▸ TASK TO COMPLETE: Note how many lines hold "Nguyen" and report that number by itself.

--- Begin RECORDS SUPPLIED ---

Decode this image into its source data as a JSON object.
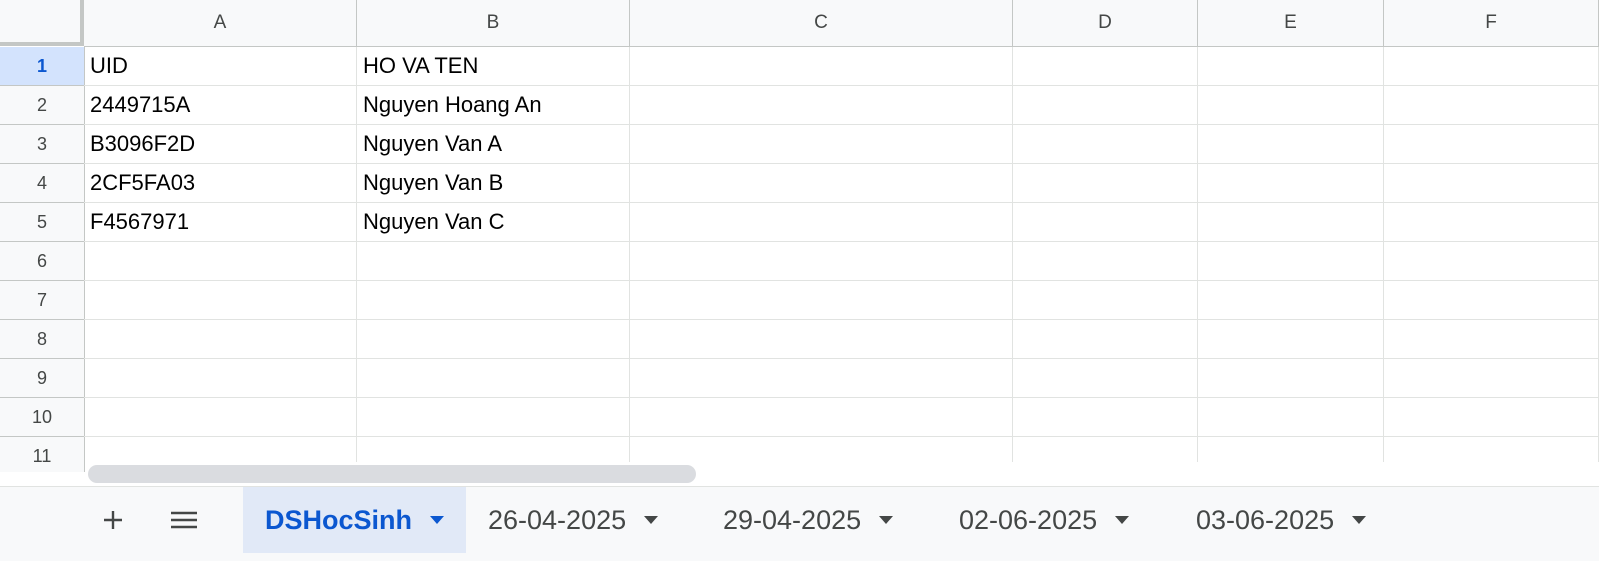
{
  "columns": [
    "A",
    "B",
    "C",
    "D",
    "E",
    "F"
  ],
  "rows": [
    "1",
    "2",
    "3",
    "4",
    "5",
    "6",
    "7",
    "8",
    "9",
    "10",
    "11"
  ],
  "selected_row": "1",
  "cells": [
    [
      "UID",
      "HO VA TEN"
    ],
    [
      "2449715A",
      "Nguyen Hoang An"
    ],
    [
      "B3096F2D",
      "Nguyen Van A"
    ],
    [
      "2CF5FA03",
      "Nguyen Van B"
    ],
    [
      "F4567971",
      "Nguyen Van C"
    ]
  ],
  "tabbar": {
    "add_icon": "plus-icon",
    "all_sheets_icon": "menu-icon",
    "tabs": [
      {
        "label": "DSHocSinh",
        "active": true
      },
      {
        "label": "26-04-2025",
        "active": false
      },
      {
        "label": "29-04-2025",
        "active": false
      },
      {
        "label": "02-06-2025",
        "active": false
      },
      {
        "label": "03-06-2025",
        "active": false
      }
    ]
  },
  "colors": {
    "active_tab_text": "#0b57d0",
    "active_tab_bg": "#e1e9f7",
    "selected_row_header_bg": "#d3e3fd"
  }
}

--- End RECORDS SUPPLIED ---

▸ REPLY: 4